* _Records for the exercise_
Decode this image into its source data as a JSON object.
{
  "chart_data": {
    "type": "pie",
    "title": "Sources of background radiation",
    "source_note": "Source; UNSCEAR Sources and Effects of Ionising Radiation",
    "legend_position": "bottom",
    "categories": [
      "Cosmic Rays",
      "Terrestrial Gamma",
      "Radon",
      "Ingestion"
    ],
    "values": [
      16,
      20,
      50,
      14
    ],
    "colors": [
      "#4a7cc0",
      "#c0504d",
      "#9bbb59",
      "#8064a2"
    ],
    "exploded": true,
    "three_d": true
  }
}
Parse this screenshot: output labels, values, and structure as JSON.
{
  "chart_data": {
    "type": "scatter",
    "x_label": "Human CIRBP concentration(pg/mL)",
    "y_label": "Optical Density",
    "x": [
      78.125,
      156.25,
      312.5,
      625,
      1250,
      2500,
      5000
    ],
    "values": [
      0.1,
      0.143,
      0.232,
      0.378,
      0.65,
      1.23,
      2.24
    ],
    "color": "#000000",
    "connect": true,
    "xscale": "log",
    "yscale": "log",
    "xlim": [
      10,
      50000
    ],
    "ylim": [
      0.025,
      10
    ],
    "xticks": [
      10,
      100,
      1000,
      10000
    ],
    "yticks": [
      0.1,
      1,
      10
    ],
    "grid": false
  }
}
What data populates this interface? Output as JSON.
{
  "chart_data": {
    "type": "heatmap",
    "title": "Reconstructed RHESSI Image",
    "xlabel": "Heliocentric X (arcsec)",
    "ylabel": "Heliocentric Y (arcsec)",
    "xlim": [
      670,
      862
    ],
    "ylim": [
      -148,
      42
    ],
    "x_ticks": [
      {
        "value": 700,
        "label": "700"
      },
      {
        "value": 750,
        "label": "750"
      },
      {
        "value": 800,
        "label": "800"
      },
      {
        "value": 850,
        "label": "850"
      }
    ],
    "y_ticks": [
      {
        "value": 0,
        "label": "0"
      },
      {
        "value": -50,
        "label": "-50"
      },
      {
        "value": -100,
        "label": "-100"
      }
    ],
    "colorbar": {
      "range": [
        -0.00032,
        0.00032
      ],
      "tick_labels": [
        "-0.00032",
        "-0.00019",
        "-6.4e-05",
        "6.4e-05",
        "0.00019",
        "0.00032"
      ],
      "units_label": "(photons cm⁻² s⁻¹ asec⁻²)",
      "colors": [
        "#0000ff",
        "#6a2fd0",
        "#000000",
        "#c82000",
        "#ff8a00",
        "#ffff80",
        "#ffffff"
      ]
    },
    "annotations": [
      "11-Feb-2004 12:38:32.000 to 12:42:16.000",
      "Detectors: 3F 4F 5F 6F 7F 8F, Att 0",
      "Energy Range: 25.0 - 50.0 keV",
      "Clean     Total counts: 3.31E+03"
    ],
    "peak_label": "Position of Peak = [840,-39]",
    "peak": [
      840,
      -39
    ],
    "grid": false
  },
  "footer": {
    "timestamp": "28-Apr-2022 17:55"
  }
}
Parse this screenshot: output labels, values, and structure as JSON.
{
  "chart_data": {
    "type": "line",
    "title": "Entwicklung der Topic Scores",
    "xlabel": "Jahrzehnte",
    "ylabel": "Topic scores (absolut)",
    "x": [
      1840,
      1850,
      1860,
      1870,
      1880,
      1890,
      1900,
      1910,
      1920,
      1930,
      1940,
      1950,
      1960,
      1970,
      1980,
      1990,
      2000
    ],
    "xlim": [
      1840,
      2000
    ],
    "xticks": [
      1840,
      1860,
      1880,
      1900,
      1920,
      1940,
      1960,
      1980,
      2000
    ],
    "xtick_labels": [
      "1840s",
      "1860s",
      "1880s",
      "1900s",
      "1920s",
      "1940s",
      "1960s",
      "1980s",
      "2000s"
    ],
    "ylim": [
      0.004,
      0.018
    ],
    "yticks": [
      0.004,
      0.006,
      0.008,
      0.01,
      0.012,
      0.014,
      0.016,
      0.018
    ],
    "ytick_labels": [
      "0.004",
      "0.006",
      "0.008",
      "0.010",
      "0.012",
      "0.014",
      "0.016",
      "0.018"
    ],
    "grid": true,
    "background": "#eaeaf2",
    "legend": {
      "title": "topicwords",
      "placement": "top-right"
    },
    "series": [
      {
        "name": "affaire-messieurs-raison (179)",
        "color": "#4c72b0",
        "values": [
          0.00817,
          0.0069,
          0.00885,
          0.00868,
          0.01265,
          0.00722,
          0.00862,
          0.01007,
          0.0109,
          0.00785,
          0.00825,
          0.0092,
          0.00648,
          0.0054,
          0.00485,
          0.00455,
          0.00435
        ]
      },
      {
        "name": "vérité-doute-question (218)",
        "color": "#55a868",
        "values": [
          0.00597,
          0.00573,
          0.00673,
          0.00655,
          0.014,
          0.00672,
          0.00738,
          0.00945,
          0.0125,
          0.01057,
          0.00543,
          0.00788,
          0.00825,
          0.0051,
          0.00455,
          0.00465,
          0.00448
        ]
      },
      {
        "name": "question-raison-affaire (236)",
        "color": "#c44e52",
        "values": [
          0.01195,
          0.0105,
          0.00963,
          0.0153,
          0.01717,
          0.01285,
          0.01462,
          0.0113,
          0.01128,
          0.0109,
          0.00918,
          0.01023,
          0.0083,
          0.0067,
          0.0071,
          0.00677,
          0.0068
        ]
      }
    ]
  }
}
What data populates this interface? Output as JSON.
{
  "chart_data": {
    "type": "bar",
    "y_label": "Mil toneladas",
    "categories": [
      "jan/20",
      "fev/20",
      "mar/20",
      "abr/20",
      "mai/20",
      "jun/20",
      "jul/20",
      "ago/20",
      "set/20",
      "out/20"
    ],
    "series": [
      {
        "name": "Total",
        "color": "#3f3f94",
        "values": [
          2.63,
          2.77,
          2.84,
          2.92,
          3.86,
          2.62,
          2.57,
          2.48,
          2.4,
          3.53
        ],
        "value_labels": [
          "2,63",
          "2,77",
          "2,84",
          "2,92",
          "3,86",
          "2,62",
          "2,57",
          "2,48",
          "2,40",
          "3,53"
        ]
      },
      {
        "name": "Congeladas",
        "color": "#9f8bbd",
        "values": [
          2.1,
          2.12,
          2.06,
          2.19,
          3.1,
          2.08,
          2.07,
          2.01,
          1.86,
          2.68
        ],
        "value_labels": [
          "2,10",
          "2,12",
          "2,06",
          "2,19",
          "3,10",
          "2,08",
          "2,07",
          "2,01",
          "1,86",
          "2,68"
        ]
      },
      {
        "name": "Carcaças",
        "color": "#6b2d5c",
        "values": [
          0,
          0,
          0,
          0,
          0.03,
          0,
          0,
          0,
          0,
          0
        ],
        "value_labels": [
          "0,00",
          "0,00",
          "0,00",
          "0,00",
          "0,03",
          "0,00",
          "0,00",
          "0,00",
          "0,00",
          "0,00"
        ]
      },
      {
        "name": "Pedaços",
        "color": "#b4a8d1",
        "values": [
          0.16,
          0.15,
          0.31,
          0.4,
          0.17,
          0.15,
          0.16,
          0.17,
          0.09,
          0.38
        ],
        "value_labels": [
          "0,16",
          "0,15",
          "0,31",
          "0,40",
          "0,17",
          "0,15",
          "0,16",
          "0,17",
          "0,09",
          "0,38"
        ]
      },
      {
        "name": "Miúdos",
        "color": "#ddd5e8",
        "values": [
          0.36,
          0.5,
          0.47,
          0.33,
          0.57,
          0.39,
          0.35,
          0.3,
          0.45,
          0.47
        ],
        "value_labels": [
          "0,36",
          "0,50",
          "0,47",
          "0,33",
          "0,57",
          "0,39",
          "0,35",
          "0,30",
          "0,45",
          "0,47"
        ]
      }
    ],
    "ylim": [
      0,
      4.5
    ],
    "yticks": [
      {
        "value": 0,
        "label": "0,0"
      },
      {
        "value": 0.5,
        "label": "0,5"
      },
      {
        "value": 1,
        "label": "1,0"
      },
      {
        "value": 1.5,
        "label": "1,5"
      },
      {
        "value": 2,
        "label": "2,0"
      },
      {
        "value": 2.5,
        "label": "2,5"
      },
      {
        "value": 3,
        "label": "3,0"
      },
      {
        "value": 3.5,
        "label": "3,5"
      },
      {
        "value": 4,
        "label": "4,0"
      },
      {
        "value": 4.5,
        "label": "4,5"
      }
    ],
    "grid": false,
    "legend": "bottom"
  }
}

* _Stated exercise_
Copy each line above where the string "Heliocentric" occurs.

* _Written solution_
    "xlabel": "Heliocentric X (arcsec)",
    "ylabel": "Heliocentric Y (arcsec)",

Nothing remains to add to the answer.